_Exercise description_
Render each line of the material below as a Markdown table with two columns, Row and Line, giving every line a row number and omitting any blank lines.

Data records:
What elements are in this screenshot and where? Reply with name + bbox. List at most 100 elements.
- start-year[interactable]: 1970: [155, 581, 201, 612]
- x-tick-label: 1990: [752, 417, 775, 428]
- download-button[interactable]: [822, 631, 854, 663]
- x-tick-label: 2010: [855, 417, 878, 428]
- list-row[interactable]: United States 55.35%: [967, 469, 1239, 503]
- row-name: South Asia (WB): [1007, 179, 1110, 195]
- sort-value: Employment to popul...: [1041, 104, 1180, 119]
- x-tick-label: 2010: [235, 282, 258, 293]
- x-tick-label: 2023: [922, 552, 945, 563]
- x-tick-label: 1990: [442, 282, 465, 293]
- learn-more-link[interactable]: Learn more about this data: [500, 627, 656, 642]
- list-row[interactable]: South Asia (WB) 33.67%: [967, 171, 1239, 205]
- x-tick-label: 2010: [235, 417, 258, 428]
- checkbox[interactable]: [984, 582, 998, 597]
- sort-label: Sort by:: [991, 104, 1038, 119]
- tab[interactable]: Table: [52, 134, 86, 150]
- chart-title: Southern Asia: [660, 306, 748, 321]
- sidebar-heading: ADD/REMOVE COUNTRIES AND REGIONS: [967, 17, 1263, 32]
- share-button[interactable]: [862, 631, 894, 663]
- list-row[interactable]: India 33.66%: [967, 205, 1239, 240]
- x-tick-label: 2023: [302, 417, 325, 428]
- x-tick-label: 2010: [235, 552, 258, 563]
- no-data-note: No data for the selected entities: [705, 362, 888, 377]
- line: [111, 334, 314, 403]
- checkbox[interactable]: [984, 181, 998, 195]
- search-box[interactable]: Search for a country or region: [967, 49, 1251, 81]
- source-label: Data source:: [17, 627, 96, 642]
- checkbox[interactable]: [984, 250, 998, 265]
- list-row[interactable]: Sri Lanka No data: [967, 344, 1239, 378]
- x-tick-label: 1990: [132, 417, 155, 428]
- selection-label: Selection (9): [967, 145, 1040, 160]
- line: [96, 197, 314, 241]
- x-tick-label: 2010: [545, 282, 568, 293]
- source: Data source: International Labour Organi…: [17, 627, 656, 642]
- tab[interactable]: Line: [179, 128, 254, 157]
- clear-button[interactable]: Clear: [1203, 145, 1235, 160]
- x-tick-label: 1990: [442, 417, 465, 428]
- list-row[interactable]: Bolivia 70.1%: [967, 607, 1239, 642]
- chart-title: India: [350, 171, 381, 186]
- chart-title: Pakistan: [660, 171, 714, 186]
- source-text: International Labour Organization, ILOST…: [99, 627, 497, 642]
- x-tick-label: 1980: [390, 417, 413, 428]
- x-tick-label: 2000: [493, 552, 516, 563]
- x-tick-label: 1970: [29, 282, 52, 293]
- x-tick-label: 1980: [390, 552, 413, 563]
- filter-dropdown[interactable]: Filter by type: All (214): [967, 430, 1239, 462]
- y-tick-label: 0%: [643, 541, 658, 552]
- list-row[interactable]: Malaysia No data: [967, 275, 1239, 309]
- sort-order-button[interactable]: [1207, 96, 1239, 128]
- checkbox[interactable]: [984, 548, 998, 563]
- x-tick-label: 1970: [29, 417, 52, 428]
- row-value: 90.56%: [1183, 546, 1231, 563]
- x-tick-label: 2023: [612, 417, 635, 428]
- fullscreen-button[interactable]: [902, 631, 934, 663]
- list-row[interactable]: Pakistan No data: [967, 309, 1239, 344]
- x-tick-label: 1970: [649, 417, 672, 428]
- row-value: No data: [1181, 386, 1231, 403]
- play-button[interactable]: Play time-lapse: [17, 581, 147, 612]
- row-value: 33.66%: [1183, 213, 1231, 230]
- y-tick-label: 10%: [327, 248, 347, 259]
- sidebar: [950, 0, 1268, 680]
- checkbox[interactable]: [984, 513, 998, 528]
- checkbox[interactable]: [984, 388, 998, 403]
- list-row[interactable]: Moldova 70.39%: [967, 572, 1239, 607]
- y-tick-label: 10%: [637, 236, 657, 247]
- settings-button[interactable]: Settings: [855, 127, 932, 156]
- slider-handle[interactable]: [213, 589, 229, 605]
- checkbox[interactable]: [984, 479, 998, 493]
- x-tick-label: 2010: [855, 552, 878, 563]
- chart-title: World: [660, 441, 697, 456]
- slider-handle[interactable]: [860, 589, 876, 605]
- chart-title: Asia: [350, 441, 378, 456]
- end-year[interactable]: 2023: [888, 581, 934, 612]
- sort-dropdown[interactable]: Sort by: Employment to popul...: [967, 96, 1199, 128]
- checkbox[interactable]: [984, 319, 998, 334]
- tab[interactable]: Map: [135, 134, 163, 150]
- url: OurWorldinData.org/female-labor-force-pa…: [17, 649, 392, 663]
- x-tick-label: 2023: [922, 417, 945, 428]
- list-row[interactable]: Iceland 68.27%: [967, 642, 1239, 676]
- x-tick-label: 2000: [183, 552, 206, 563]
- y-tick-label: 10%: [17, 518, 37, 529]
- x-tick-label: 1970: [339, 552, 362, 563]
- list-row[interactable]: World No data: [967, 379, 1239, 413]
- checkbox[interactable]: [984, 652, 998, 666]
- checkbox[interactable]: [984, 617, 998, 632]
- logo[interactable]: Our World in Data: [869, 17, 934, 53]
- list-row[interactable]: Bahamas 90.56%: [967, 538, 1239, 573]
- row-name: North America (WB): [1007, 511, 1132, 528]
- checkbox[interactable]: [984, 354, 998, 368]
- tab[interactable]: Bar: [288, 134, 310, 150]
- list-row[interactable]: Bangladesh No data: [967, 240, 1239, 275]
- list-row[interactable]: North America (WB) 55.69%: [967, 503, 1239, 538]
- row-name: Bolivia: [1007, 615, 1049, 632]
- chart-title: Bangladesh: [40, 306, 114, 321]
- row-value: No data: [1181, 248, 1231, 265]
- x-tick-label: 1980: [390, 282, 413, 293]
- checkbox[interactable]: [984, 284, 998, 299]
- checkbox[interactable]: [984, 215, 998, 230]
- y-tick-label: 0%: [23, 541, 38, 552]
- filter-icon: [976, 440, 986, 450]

_Exercise response_
| Row | Line |
|---|---|
| 1 | What elements are in this screenshot and where? Reply with name + bbox. List at most 100 elements. |
| 2 | - start-year[interactable]: 1970: [155, 581, 201, 612] |
| 3 | - x-tick-label: 1990: [752, 417, 775, 428] |
| 4 | - download-button[interactable]: [822, 631, 854, 663] |
| 5 | - x-tick-label: 2010: [855, 417, 878, 428] |
| 6 | - list-row[interactable]: United States 55.35%: [967, 469, 1239, 503] |
| 7 | - row-name: South Asia (WB): [1007, 179, 1110, 195] |
| 8 | - sort-value: Employment to popul...: [1041, 104, 1180, 119] |
| 9 | - x-tick-label: 2010: [235, 282, 258, 293] |
| 10 | - x-tick-label: 2023: [922, 552, 945, 563] |
| 11 | - x-tick-label: 1990: [442, 282, 465, 293] |
| 12 | - learn-more-link[interactable]: Learn more about this data: [500, 627, 656, 642] |
| 13 | - list-row[interactable]: South Asia (WB) 33.67%: [967, 171, 1239, 205] |
| 14 | - x-tick-label: 2010: [235, 417, 258, 428] |
| 15 | - checkbox[interactable]: [984, 582, 998, 597] |
| 16 | - sort-label: Sort by:: [991, 104, 1038, 119] |
| 17 | - tab[interactable]: Table: [52, 134, 86, 150] |
| 18 | - chart-title: Southern Asia: [660, 306, 748, 321] |
| 19 | - sidebar-heading: ADD/REMOVE COUNTRIES AND REGIONS: [967, 17, 1263, 32] |
| 20 | - share-button[interactable]: [862, 631, 894, 663] |
| 21 | - list-row[interactable]: India 33.66%: [967, 205, 1239, 240] |
| 22 | - x-tick-label: 2023: [302, 417, 325, 428] |
| 23 | - x-tick-label: 2010: [235, 552, 258, 563] |
| 24 | - no-data-note: No data for the selected entities: [705, 362, 888, 377] |
| 25 | - line: [111, 334, 314, 403] |
| 26 | - checkbox[interactable]: [984, 181, 998, 195] |
| 27 | - search-box[interactable]: Search for a country or region: [967, 49, 1251, 81] |
| 28 | - source-label: Data source:: [17, 627, 96, 642] |
| 29 | - checkbox[interactable]: [984, 250, 998, 265] |
| 30 | - list-row[interactable]: Sri Lanka No data: [967, 344, 1239, 378] |
| 31 | - x-tick-label: 1990: [132, 417, 155, 428] |
| 32 | - selection-label: Selection (9): [967, 145, 1040, 160] |
| 33 | - line: [96, 197, 314, 241] |
| 34 | - x-tick-label: 2010: [545, 282, 568, 293] |
| 35 | - source: Data source: International Labour Organi…: [17, 627, 656, 642] |
| 36 | - tab[interactable]: Line: [179, 128, 254, 157] |
| 37 | - clear-button[interactable]: Clear: [1203, 145, 1235, 160] |
| 38 | - x-tick-label: 1990: [442, 417, 465, 428] |
| 39 | - list-row[interactable]: Bolivia 70.1%: [967, 607, 1239, 642] |
| 40 | - chart-title: India: [350, 171, 381, 186] |
| 41 | - chart-title: Pakistan: [660, 171, 714, 186] |
| 42 | - source-text: International Labour Organization, ILOST…: [99, 627, 497, 642] |
| 43 | - x-tick-label: 1980: [390, 417, 413, 428] |
| 44 | - x-tick-label: 2000: [493, 552, 516, 563] |
| 45 | - x-tick-label: 1970: [29, 282, 52, 293] |
| 46 | - x-tick-label: 1980: [390, 552, 413, 563] |
| 47 | - filter-dropdown[interactable]: Filter by type: All (214): [967, 430, 1239, 462] |
| 48 | - y-tick-label: 0%: [643, 541, 658, 552] |
| 49 | - list-row[interactable]: Malaysia No data: [967, 275, 1239, 309] |
| 50 | - sort-order-button[interactable]: [1207, 96, 1239, 128] |
| 51 | - checkbox[interactable]: [984, 548, 998, 563] |
| 52 | - x-tick-label: 1970: [29, 417, 52, 428] |
| 53 | - row-value: 90.56%: [1183, 546, 1231, 563] |
| 54 | - x-tick-label: 2023: [612, 417, 635, 428] |
| 55 | - fullscreen-button[interactable]: [902, 631, 934, 663] |
| 56 | - list-row[interactable]: Pakistan No data: [967, 309, 1239, 344] |
| 57 | - x-tick-label: 1970: [649, 417, 672, 428] |
| 58 | - row-value: No data: [1181, 386, 1231, 403] |
| 59 | - play-button[interactable]: Play time-lapse: [17, 581, 147, 612] |
| 60 | - row-value: 33.66%: [1183, 213, 1231, 230] |
| 61 | - y-tick-label: 10%: [327, 248, 347, 259] |
| 62 | - sidebar: [950, 0, 1268, 680] |
| 63 | - checkbox[interactable]: [984, 513, 998, 528] |
| 64 | - checkbox[interactable]: [984, 388, 998, 403] |
| 65 | - list-row[interactable]: Moldova 70.39%: [967, 572, 1239, 607] |
| 66 | - y-tick-label: 10%: [637, 236, 657, 247] |
| 67 | - settings-button[interactable]: Settings: [855, 127, 932, 156] |
| 68 | - slider-handle[interactable]: [213, 589, 229, 605] |
| 69 | - checkbox[interactable]: [984, 479, 998, 493] |
| 70 | - x-tick-label: 2010: [855, 552, 878, 563] |
| 71 | - chart-title: World: [660, 441, 697, 456] |
| 72 | - slider-handle[interactable]: [860, 589, 876, 605] |
| 73 | - chart-title: Asia: [350, 441, 378, 456] |
| 74 | - end-year[interactable]: 2023: [888, 581, 934, 612] |
| 75 | - sort-dropdown[interactable]: Sort by: Employment to popul...: [967, 96, 1199, 128] |
| 76 | - checkbox[interactable]: [984, 319, 998, 334] |
| 77 | - tab[interactable]: Map: [135, 134, 163, 150] |
| 78 | - url: OurWorldinData.org/female-labor-force-pa…: [17, 649, 392, 663] |
| 79 | - x-tick-label: 2023: [922, 417, 945, 428] |
| 80 | - list-row[interactable]: Iceland 68.27%: [967, 642, 1239, 676] |
| 81 | - x-tick-label: 2000: [183, 552, 206, 563] |
| 82 | - y-tick-label: 10%: [17, 518, 37, 529] |
| 83 | - x-tick-label: 1970: [339, 552, 362, 563] |
| 84 | - list-row[interactable]: World No data: [967, 379, 1239, 413] |
| 85 | - checkbox[interactable]: [984, 652, 998, 666] |
| 86 | - checkbox[interactable]: [984, 617, 998, 632] |
| 87 | - logo[interactable]: Our World in Data: [869, 17, 934, 53] |
| 88 | - list-row[interactable]: Bahamas 90.56%: [967, 538, 1239, 573] |
| 89 | - row-name: North America (WB): [1007, 511, 1132, 528] |
| 90 | - checkbox[interactable]: [984, 354, 998, 368] |
| 91 | - tab[interactable]: Bar: [288, 134, 310, 150] |
| 92 | - list-row[interactable]: Bangladesh No data: [967, 240, 1239, 275] |
| 93 | - list-row[interactable]: North America (WB) 55.69%: [967, 503, 1239, 538] |
| 94 | - row-name: Bolivia: [1007, 615, 1049, 632] |
| 95 | - chart-title: Bangladesh: [40, 306, 114, 321] |
| 96 | - row-value: No data: [1181, 248, 1231, 265] |
| 97 | - x-tick-label: 1980: [390, 282, 413, 293] |
| 98 | - checkbox[interactable]: [984, 284, 998, 299] |
| 99 | - checkbox[interactable]: [984, 215, 998, 230] |
| 100 | - y-tick-label: 0%: [23, 541, 38, 552] |
| 101 | - filter-icon: [976, 440, 986, 450] |